Short exercise:
Keep every line where the word "truth" appears; drop the rest.
***** Material *****
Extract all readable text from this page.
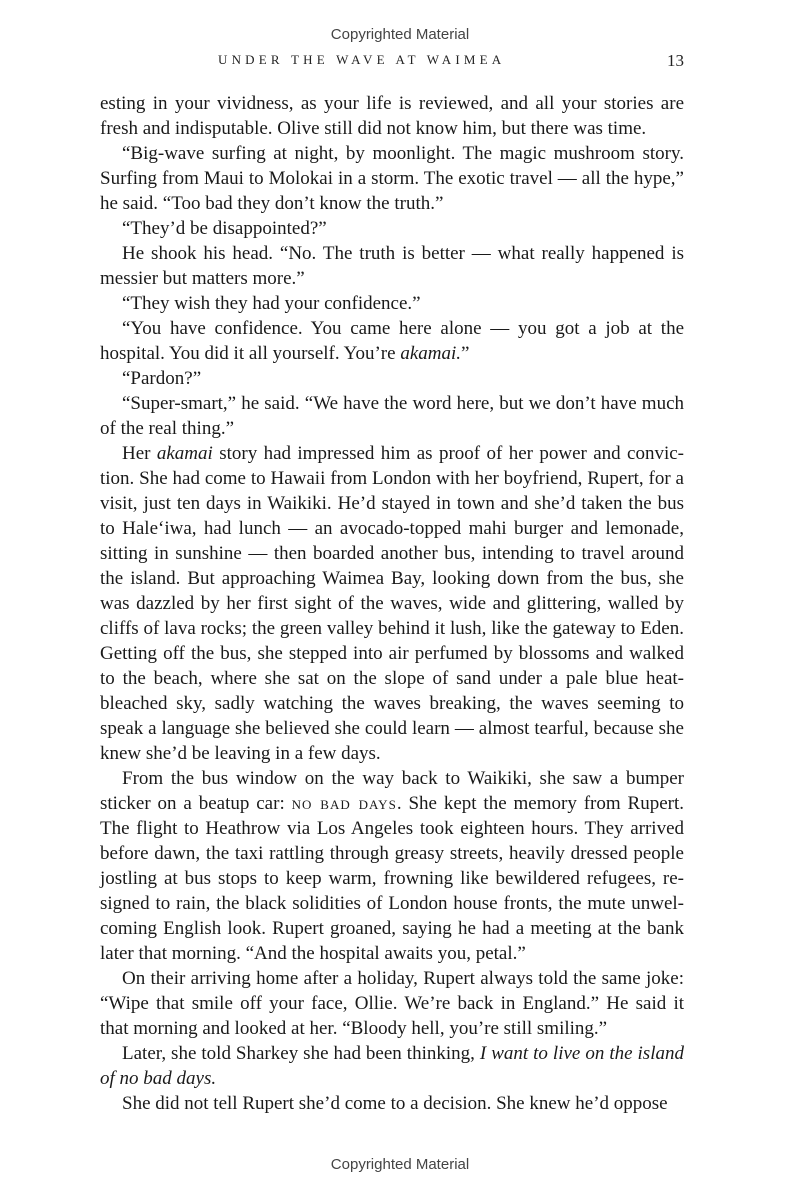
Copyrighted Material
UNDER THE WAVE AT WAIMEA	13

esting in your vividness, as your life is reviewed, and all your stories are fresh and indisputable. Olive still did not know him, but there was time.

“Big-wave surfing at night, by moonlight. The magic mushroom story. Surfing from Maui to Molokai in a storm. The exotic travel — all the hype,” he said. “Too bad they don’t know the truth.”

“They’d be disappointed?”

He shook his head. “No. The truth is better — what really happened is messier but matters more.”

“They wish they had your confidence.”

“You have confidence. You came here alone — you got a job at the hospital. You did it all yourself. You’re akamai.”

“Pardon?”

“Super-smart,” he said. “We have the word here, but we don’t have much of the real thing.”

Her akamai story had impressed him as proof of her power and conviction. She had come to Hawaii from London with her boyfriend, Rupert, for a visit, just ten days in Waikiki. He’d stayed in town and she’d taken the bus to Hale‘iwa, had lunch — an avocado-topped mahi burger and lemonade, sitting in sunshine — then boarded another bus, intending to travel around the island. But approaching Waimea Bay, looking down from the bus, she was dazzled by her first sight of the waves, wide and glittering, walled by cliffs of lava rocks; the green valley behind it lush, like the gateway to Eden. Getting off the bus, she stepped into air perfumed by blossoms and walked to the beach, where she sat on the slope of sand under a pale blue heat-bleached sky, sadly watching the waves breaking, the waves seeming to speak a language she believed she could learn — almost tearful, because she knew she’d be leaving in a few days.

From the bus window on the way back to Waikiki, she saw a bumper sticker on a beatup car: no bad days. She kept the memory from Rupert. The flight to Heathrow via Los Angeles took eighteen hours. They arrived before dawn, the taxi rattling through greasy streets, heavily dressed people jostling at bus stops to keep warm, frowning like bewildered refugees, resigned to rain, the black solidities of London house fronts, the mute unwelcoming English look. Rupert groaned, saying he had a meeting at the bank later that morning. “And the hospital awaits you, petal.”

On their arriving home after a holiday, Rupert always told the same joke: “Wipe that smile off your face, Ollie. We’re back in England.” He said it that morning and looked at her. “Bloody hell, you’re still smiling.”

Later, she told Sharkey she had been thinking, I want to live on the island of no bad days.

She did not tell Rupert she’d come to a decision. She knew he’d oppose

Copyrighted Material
*****
Problem solution:
“Big-wave surfing at night, by moonlight. The magic mushroom story. Surfing from Maui to Molokai in a storm. The exotic travel — all the hype,” he said. “Too bad they don’t know the truth.”
He shook his head. “No. The truth is better — what really happened is messier but matters more.”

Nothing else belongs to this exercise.